__PROVIDED DATA__:
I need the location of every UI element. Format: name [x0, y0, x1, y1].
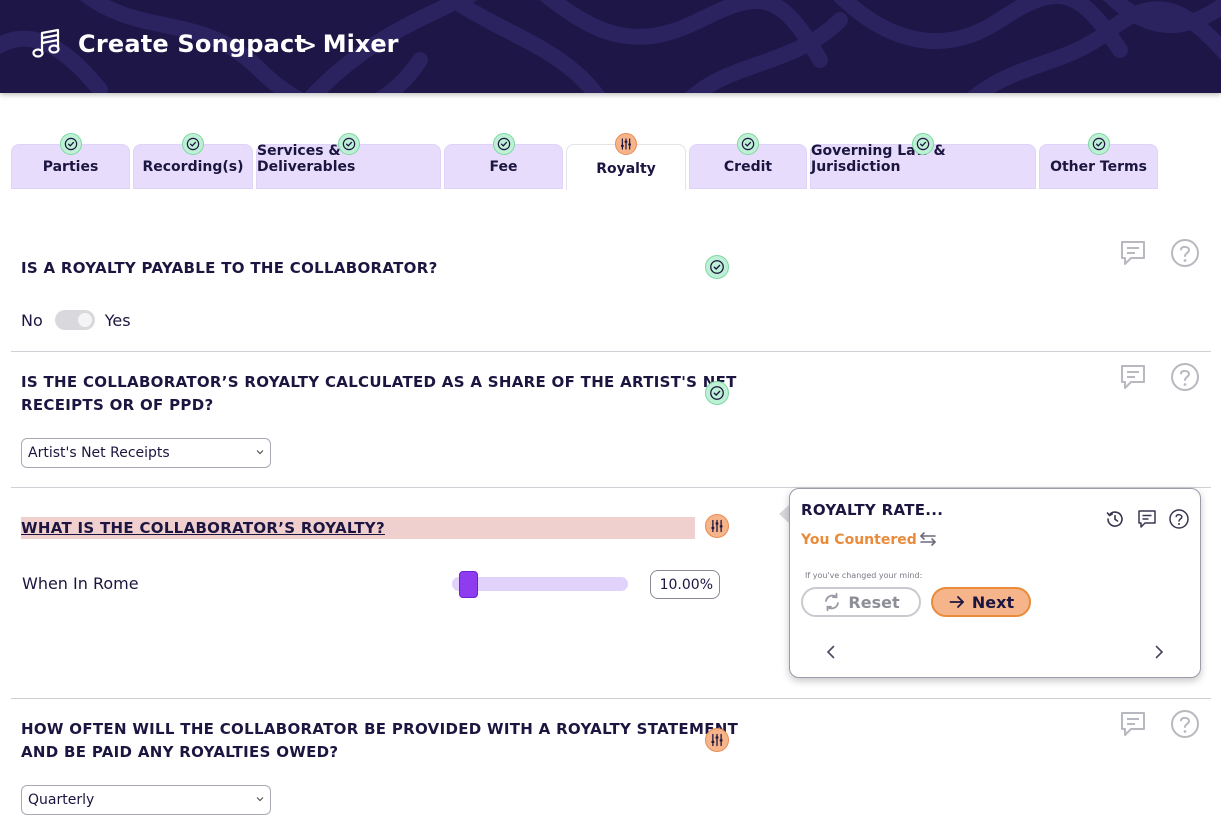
question-collaborator-royalty[interactable]: WHAT IS THE COLLABORATOR’S ROYALTY?	[21, 517, 695, 539]
negotiation-popover: ROYALTY RATE... You Countered If you've …	[789, 488, 1201, 678]
tab-label: Parties	[42, 159, 99, 175]
statement-frequency-select[interactable]: Quarterly	[21, 785, 271, 815]
question-royalty-basis: IS THE COLLABORATOR’S ROYALTY CALCULATED…	[21, 371, 737, 417]
tab-parties[interactable]: Parties	[11, 133, 130, 189]
question-text: WHAT IS THE COLLABORATOR’S ROYALTY?	[21, 519, 385, 537]
reset-label: Reset	[848, 592, 900, 612]
tab-fee[interactable]: Fee	[444, 133, 563, 189]
songpact-logo-icon	[32, 28, 60, 58]
royalty-slider-track[interactable]	[452, 577, 628, 591]
tab-label: Recording(s)	[142, 159, 244, 175]
royalty-payable-toggle-row: No Yes	[21, 310, 131, 330]
reset-button[interactable]: Reset	[801, 587, 921, 617]
question-statement-frequency: HOW OFTEN WILL THE COLLABORATOR BE PROVI…	[21, 718, 738, 764]
tab-services-deliverables[interactable]: Services & Deliverables	[256, 133, 441, 189]
swap-arrows-icon	[920, 532, 936, 546]
sliders-icon	[705, 728, 729, 752]
chevron-down-icon	[256, 450, 264, 455]
check-circle-icon	[705, 381, 729, 405]
negotiation-status: You Countered	[801, 532, 917, 548]
check-circle-icon	[737, 133, 759, 155]
breadcrumb-current: Mixer	[322, 30, 399, 58]
tab-label: Fee	[489, 159, 518, 175]
comment-icon[interactable]	[1118, 238, 1148, 268]
next-button[interactable]: Next	[931, 587, 1031, 617]
check-circle-icon	[182, 133, 204, 155]
royalty-slider-thumb[interactable]	[459, 571, 478, 598]
divider	[11, 351, 1211, 352]
select-value: Quarterly	[28, 792, 95, 808]
chevron-down-icon	[256, 797, 264, 802]
tab-governing-law-jurisdiction[interactable]: Governing Law & Jurisdiction	[810, 133, 1036, 189]
check-circle-icon	[337, 133, 360, 155]
tab-label: Royalty	[596, 161, 656, 177]
reset-icon	[825, 592, 840, 612]
tab-label: Credit	[723, 159, 773, 175]
check-circle-icon	[492, 133, 515, 155]
question-line: HOW OFTEN WILL THE COLLABORATOR BE PROVI…	[21, 720, 739, 738]
history-icon[interactable]	[1104, 508, 1126, 530]
help-icon[interactable]	[1170, 238, 1200, 268]
breadcrumb[interactable]: > Mixer	[300, 30, 398, 58]
help-icon[interactable]	[1170, 709, 1200, 739]
app-title: Create Songpact	[78, 30, 307, 58]
popover-title: ROYALTY RATE...	[801, 501, 944, 519]
popover-hint: If you've changed your mind:	[805, 571, 923, 580]
select-value: Artist's Net Receipts	[28, 445, 170, 461]
royalty-payable-toggle[interactable]	[54, 310, 95, 330]
toggle-no-label: No	[21, 310, 43, 330]
arrow-right-icon	[949, 596, 964, 608]
check-circle-icon	[705, 255, 729, 279]
toggle-yes-label: Yes	[104, 310, 131, 330]
tab-label: Other Terms	[1050, 159, 1147, 175]
section-tabs: Parties Recording(s) Services & Delivera…	[11, 130, 1211, 190]
tab-credit[interactable]: Credit	[689, 133, 807, 189]
sliders-icon	[705, 514, 729, 538]
app-header: Create Songpact > Mixer	[0, 0, 1221, 93]
check-circle-icon	[59, 133, 82, 155]
check-circle-icon	[1087, 133, 1110, 155]
question-royalty-payable: IS A ROYALTY PAYABLE TO THE COLLABORATOR…	[21, 259, 438, 277]
divider	[11, 698, 1211, 699]
comment-icon[interactable]	[1136, 508, 1158, 530]
tab-royalty[interactable]: Royalty	[566, 133, 686, 190]
chevron-left-icon[interactable]	[823, 644, 839, 660]
breadcrumb-separator: >	[300, 33, 317, 57]
question-line: RECEIPTS OR OF PPD?	[21, 396, 214, 414]
comment-icon[interactable]	[1118, 709, 1148, 739]
tab-recordings[interactable]: Recording(s)	[133, 133, 253, 189]
toggle-knob	[77, 313, 92, 327]
question-line: AND BE PAID ANY ROYALTIES OWED?	[21, 743, 339, 761]
royalty-value-input[interactable]: 10.00%	[650, 570, 720, 599]
help-icon[interactable]	[1170, 362, 1200, 392]
tab-other-terms[interactable]: Other Terms	[1039, 133, 1158, 189]
slider-label: When In Rome	[22, 574, 139, 593]
comment-icon[interactable]	[1118, 362, 1148, 392]
chevron-right-icon[interactable]	[1151, 644, 1167, 660]
royalty-basis-select[interactable]: Artist's Net Receipts	[21, 438, 271, 468]
help-icon[interactable]	[1168, 508, 1190, 530]
sliders-icon	[615, 133, 637, 155]
question-line: IS THE COLLABORATOR’S ROYALTY CALCULATED…	[21, 373, 737, 391]
popover-arrow	[779, 505, 789, 523]
next-label: Next	[971, 592, 1015, 612]
check-circle-icon	[912, 133, 934, 155]
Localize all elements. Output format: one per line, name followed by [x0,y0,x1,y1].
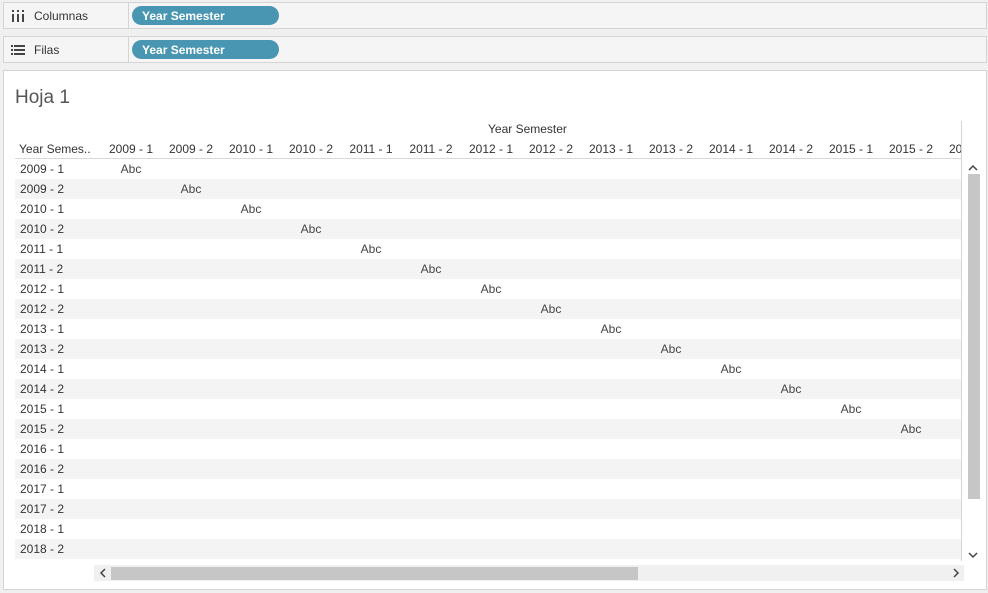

__SET EXERCISE__: Lay out the text of all the entries above as a numbered list, one line per item, leaving out blank lines and the pictures.

__PROBLEM SOLUTION__:
1. I need the location of every UI element. Format: name [x0, y0, x1, y1].
2. question-collaborator-royalty[interactable]: WHAT IS THE COLLABORATOR’S ROYALTY?	[21, 517, 695, 539]
3. negotiation-popover: ROYALTY RATE... You Countered If you've …	[789, 488, 1201, 678]
4. tab-label: Parties	[42, 159, 99, 175]
5. statement-frequency-select[interactable]: Quarterly	[21, 785, 271, 815]
6. question-royalty-basis: IS THE COLLABORATOR’S ROYALTY CALCULATED…	[21, 371, 737, 417]
7. tab-parties[interactable]: Parties	[11, 133, 130, 189]
8. question-text: WHAT IS THE COLLABORATOR’S ROYALTY?	[21, 519, 385, 537]
9. reset-label: Reset	[848, 592, 900, 612]
10. tab-fee[interactable]: Fee	[444, 133, 563, 189]
11. songpact-logo-icon	[32, 28, 60, 58]
12. royalty-slider-track[interactable]	[452, 577, 628, 591]
13. tab-label: Recording(s)	[142, 159, 244, 175]
14. royalty-payable-toggle-row: No Yes	[21, 310, 131, 330]
15. reset-button[interactable]: Reset	[801, 587, 921, 617]
16. question-statement-frequency: HOW OFTEN WILL THE COLLABORATOR BE PROVI…	[21, 718, 738, 764]
17. tab-services-deliverables[interactable]: Services & Deliverables	[256, 133, 441, 189]
18. swap-arrows-icon	[920, 532, 936, 546]
19. sliders-icon	[705, 728, 729, 752]
20. chevron-down-icon	[256, 450, 264, 455]
21. check-circle-icon	[705, 381, 729, 405]
22. negotiation-status: You Countered	[801, 532, 917, 548]
23. check-circle-icon	[737, 133, 759, 155]
24. breadcrumb-current: Mixer	[322, 30, 399, 58]
25. tab-label: Fee	[489, 159, 518, 175]
26. comment-icon[interactable]	[1118, 238, 1148, 268]
27. next-button[interactable]: Next	[931, 587, 1031, 617]
28. check-circle-icon	[182, 133, 204, 155]
29. royalty-slider-thumb[interactable]	[459, 571, 478, 598]
30. divider	[11, 351, 1211, 352]
31. select-value: Quarterly	[28, 792, 95, 808]
32. chevron-down-icon	[256, 797, 264, 802]
33. tab-governing-law-jurisdiction[interactable]: Governing Law & Jurisdiction	[810, 133, 1036, 189]
34. check-circle-icon	[337, 133, 360, 155]
35. tab-label: Royalty	[596, 161, 656, 177]
36. reset-icon	[825, 592, 840, 612]
37. tab-label: Credit	[723, 159, 773, 175]
38. check-circle-icon	[492, 133, 515, 155]
39. question-line: HOW OFTEN WILL THE COLLABORATOR BE PROVI…	[21, 720, 739, 738]
40. history-icon[interactable]	[1104, 508, 1126, 530]
41. help-icon[interactable]	[1170, 238, 1200, 268]
42. breadcrumb[interactable]: > Mixer	[300, 30, 398, 58]
43. help-icon[interactable]	[1170, 709, 1200, 739]
44. app-title: Create Songpact	[78, 30, 307, 58]
45. popover-title: ROYALTY RATE...	[801, 501, 944, 519]
46. popover-hint: If you've changed your mind:	[805, 571, 923, 580]
47. select-value: Artist's Net Receipts	[28, 445, 170, 461]
48. royalty-payable-toggle[interactable]	[54, 310, 95, 330]
49. toggle-no-label: No	[21, 310, 43, 330]
50. arrow-right-icon	[949, 596, 964, 608]
51. check-circle-icon	[705, 255, 729, 279]
52. toggle-yes-label: Yes	[104, 310, 131, 330]
53. tab-label: Other Terms	[1050, 159, 1147, 175]
54. section-tabs: Parties Recording(s) Services & Delivera…	[11, 130, 1211, 190]
55. tab-credit[interactable]: Credit	[689, 133, 807, 189]
56. sliders-icon	[705, 514, 729, 538]
57. app-header: Create Songpact > Mixer	[0, 0, 1221, 93]
58. check-circle-icon	[59, 133, 82, 155]
59. check-circle-icon	[1087, 133, 1110, 155]
60. question-royalty-payable: IS A ROYALTY PAYABLE TO THE COLLABORATOR…	[21, 259, 438, 277]
61. divider	[11, 698, 1211, 699]
62. comment-icon[interactable]	[1136, 508, 1158, 530]
63. tab-royalty[interactable]: Royalty	[566, 133, 686, 190]
64. chevron-left-icon[interactable]	[823, 644, 839, 660]
65. breadcrumb-separator: >	[300, 33, 317, 57]
66. question-line: RECEIPTS OR OF PPD?	[21, 396, 214, 414]
67. comment-icon[interactable]	[1118, 709, 1148, 739]
68. tab-recordings[interactable]: Recording(s)	[133, 133, 253, 189]
69. toggle-knob	[77, 313, 92, 327]
70. question-line: AND BE PAID ANY ROYALTIES OWED?	[21, 743, 339, 761]
71. royalty-value-input[interactable]: 10.00%	[650, 570, 720, 599]
72. help-icon[interactable]	[1170, 362, 1200, 392]
73. tab-other-terms[interactable]: Other Terms	[1039, 133, 1158, 189]
74. slider-label: When In Rome	[22, 574, 139, 593]
75. comment-icon[interactable]	[1118, 362, 1148, 392]
76. chevron-right-icon[interactable]	[1151, 644, 1167, 660]
77. royalty-basis-select[interactable]: Artist's Net Receipts	[21, 438, 271, 468]
78. help-icon[interactable]	[1168, 508, 1190, 530]
79. sliders-icon	[615, 133, 637, 155]
80. question-line: IS THE COLLABORATOR’S ROYALTY CALCULATED…	[21, 373, 737, 391]
81. popover-arrow	[779, 505, 789, 523]
82. next-label: Next	[971, 592, 1015, 612]
83. check-circle-icon	[912, 133, 934, 155]
84. Localize all elements. Output format: one per line, name followed by [x0,y0,x1,y1].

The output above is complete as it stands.